* _Work order_
Can you transcribe the data exactly? Leave the pictures out.

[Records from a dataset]

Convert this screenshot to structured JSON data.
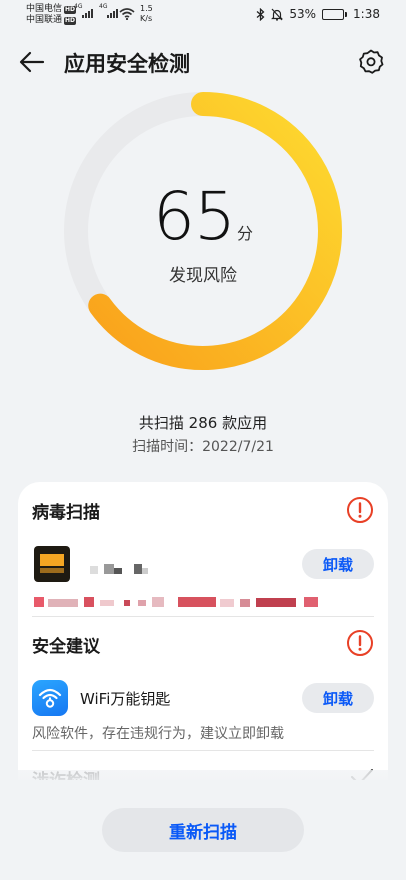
{
  "status_bar": {
    "carrier1": "中国电信",
    "carrier2": "中国联通",
    "hd_badge": "HD",
    "net1": "4G",
    "net2": "4G",
    "speed_value": "1.5",
    "speed_unit": "K/s",
    "battery_percent": "53%",
    "battery_level": 0.53,
    "time": "1:38"
  },
  "header": {
    "title": "应用安全检测"
  },
  "gauge": {
    "score": "65",
    "unit": "分",
    "label": "发现风险",
    "score_fraction": 0.65,
    "colors": {
      "track": "#e9eaec",
      "start": "#f9a11b",
      "end": "#fedb30"
    }
  },
  "summary": {
    "scanned": "共扫描 286 款应用",
    "scan_time": "扫描时间：2022/7/21"
  },
  "sections": {
    "virus": {
      "title": "病毒扫描",
      "uninstall_label": "卸载"
    },
    "advice": {
      "title": "安全建议",
      "app_name": "WiFi万能钥匙",
      "app_desc": "风险软件，存在违规行为，建议立即卸载",
      "uninstall_label": "卸载"
    },
    "fraud": {
      "title": "涉诈检测"
    }
  },
  "actions": {
    "rescan_label": "重新扫描"
  },
  "colors": {
    "accent": "#0a59f7",
    "warning": "#e84026"
  }
}
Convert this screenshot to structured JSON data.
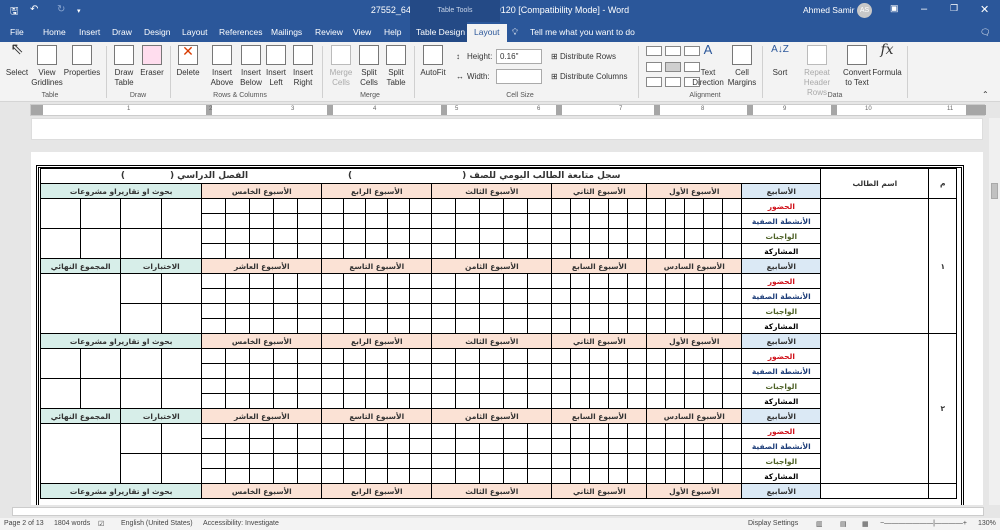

* _Completed exercise_
Convert this screenshot to structured JSON data.
{
  "status_bar": {
    "carrier1": "中国电信",
    "carrier2": "中国联通",
    "hd_badge": "HD",
    "net1": "4G",
    "net2": "4G",
    "speed_value": "1.5",
    "speed_unit": "K/s",
    "battery_percent": "53%",
    "battery_level": 0.53,
    "time": "1:38"
  },
  "header": {
    "title": "应用安全检测"
  },
  "gauge": {
    "score": "65",
    "unit": "分",
    "label": "发现风险",
    "score_fraction": 0.65,
    "colors": {
      "track": "#e9eaec",
      "start": "#f9a11b",
      "end": "#fedb30"
    }
  },
  "summary": {
    "scanned": "共扫描 286 款应用",
    "scan_time": "扫描时间：2022/7/21"
  },
  "sections": {
    "virus": {
      "title": "病毒扫描",
      "uninstall_label": "卸载"
    },
    "advice": {
      "title": "安全建议",
      "app_name": "WiFi万能钥匙",
      "app_desc": "风险软件，存在违规行为，建议立即卸载",
      "uninstall_label": "卸载"
    },
    "fraud": {
      "title": "涉诈检测"
    }
  },
  "actions": {
    "rescan_label": "重新扫描"
  },
  "colors": {
    "accent": "#0a59f7",
    "warning": "#e84026"
  }
}
Convert this screenshot to structured JSON data.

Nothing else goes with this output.